**Problem requirements**
Pick out each line in these entries that contains the string "JSON".

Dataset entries
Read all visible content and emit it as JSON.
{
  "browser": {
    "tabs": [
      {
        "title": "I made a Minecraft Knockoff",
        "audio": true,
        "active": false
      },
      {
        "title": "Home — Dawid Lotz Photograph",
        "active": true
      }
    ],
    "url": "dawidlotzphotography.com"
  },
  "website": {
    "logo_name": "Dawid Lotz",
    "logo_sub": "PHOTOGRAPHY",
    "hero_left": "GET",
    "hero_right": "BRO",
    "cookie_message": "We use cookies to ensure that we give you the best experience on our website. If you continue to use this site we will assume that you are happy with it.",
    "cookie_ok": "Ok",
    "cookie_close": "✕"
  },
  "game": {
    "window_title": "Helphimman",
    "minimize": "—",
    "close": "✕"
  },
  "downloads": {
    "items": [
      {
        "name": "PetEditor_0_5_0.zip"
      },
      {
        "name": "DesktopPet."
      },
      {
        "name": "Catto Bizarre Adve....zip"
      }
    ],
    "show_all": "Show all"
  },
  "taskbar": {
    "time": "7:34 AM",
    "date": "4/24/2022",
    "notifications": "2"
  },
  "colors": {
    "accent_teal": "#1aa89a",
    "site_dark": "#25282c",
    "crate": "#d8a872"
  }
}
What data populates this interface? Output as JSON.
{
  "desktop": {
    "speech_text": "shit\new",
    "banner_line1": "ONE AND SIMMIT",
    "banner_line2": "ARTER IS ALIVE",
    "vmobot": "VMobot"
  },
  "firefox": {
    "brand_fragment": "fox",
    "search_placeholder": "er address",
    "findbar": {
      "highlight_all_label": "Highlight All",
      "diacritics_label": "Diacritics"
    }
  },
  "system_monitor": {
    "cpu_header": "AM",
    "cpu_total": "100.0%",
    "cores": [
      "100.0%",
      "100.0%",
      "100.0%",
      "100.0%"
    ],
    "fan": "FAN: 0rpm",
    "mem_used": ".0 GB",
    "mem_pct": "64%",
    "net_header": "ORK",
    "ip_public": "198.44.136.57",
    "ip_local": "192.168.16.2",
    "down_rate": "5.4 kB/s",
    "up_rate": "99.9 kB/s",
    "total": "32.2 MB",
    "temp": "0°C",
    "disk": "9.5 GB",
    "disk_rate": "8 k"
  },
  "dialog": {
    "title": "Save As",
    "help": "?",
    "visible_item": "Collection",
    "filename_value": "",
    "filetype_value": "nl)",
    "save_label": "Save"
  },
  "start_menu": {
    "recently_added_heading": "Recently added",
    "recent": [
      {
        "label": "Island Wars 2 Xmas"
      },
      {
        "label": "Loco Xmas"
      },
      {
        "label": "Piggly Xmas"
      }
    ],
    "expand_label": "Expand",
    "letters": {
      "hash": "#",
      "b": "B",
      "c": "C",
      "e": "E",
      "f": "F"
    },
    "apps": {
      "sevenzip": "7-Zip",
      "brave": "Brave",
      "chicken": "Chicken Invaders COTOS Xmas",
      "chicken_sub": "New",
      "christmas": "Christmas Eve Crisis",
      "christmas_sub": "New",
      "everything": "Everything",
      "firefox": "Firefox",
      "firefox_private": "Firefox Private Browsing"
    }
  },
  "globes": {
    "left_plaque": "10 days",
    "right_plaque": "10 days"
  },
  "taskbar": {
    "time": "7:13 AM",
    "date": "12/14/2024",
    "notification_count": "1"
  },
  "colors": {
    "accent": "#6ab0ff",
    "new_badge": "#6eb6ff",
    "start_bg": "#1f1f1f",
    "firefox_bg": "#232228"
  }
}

--

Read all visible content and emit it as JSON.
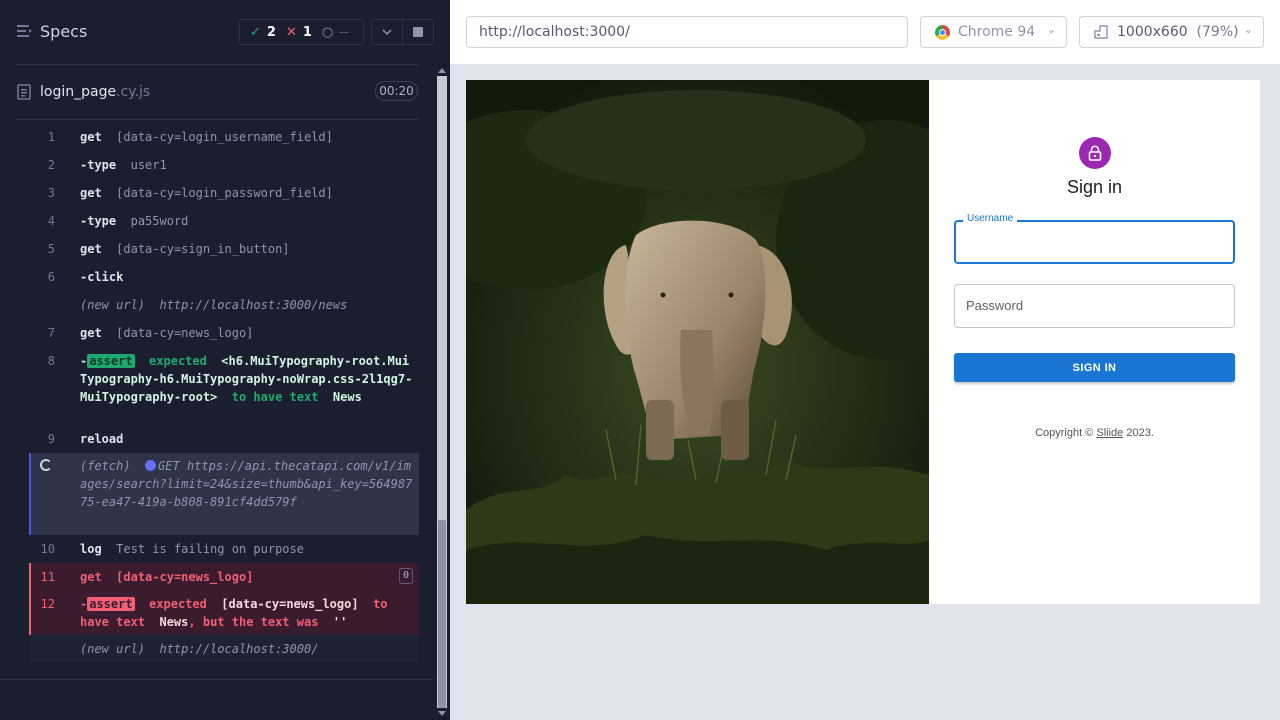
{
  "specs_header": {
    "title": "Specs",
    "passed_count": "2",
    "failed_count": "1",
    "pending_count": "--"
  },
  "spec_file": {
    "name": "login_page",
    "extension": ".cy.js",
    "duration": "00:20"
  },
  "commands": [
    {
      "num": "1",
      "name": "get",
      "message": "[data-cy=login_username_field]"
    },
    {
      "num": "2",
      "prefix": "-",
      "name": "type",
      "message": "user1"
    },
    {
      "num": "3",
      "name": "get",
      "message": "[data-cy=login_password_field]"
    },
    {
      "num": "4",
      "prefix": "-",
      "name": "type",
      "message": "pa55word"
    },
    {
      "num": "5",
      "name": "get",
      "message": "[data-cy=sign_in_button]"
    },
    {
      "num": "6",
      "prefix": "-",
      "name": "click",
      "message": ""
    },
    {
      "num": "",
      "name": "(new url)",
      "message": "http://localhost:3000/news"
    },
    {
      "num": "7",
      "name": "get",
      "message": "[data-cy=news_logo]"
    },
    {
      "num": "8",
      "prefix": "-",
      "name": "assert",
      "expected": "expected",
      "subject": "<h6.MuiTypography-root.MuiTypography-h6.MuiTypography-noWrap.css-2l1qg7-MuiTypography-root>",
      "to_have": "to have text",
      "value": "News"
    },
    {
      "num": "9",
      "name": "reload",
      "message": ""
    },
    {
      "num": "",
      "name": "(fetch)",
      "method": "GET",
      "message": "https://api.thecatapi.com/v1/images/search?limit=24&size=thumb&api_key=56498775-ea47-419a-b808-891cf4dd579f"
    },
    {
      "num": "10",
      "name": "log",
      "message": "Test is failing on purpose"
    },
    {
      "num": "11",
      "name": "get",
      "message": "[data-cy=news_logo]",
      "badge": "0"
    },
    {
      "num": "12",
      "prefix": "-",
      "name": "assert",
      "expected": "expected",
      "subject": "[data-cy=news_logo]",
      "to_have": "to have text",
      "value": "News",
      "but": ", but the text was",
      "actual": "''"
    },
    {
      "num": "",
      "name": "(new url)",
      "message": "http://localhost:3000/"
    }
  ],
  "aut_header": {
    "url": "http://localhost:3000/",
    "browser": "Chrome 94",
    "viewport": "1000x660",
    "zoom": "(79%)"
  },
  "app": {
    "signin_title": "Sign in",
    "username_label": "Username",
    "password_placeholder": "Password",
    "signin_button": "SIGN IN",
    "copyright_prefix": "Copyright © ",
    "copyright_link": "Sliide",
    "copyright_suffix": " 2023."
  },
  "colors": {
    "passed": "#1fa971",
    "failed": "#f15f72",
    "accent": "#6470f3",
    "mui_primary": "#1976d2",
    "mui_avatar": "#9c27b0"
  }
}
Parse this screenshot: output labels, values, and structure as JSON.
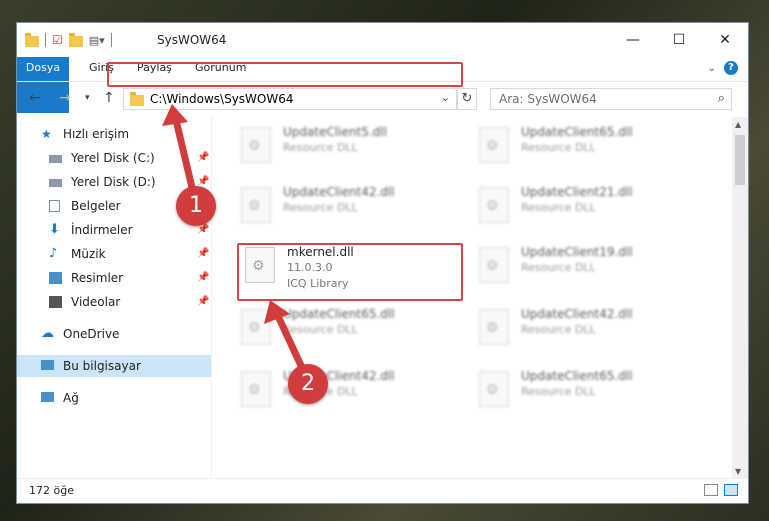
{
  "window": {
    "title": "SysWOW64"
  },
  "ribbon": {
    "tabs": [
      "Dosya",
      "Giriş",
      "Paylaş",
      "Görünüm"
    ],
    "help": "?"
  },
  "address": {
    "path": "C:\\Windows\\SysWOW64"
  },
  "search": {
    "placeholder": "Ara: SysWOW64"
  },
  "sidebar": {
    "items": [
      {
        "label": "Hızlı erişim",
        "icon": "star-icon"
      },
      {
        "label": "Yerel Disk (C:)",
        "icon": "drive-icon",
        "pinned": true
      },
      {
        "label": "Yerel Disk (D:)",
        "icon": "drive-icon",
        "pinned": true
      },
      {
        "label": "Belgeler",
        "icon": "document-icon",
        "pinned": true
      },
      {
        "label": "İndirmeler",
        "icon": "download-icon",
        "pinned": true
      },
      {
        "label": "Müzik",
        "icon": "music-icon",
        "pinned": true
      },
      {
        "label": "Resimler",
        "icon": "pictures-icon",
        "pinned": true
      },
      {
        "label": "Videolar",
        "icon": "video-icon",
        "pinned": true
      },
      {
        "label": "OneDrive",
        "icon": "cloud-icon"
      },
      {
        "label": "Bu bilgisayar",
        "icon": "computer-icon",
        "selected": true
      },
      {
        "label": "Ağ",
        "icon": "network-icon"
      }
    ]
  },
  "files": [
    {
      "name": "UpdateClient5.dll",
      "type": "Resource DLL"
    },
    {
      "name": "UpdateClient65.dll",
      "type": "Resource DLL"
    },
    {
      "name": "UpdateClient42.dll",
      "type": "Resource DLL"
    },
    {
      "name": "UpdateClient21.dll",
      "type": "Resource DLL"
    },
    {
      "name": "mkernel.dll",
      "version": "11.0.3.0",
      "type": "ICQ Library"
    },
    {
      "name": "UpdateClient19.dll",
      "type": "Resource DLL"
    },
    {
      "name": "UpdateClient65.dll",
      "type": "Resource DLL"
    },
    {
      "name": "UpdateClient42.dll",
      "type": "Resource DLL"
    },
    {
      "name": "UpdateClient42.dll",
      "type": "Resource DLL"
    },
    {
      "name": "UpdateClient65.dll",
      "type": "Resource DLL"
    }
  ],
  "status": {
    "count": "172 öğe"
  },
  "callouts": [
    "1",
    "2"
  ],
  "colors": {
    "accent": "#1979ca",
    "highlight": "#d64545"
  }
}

**Solution below**
Read all visible content and emit it as JSON.
What data populates this interface? Output as JSON.
Read all visible content and emit it as JSON.
Parse this screenshot: output labels, values, and structure as JSON.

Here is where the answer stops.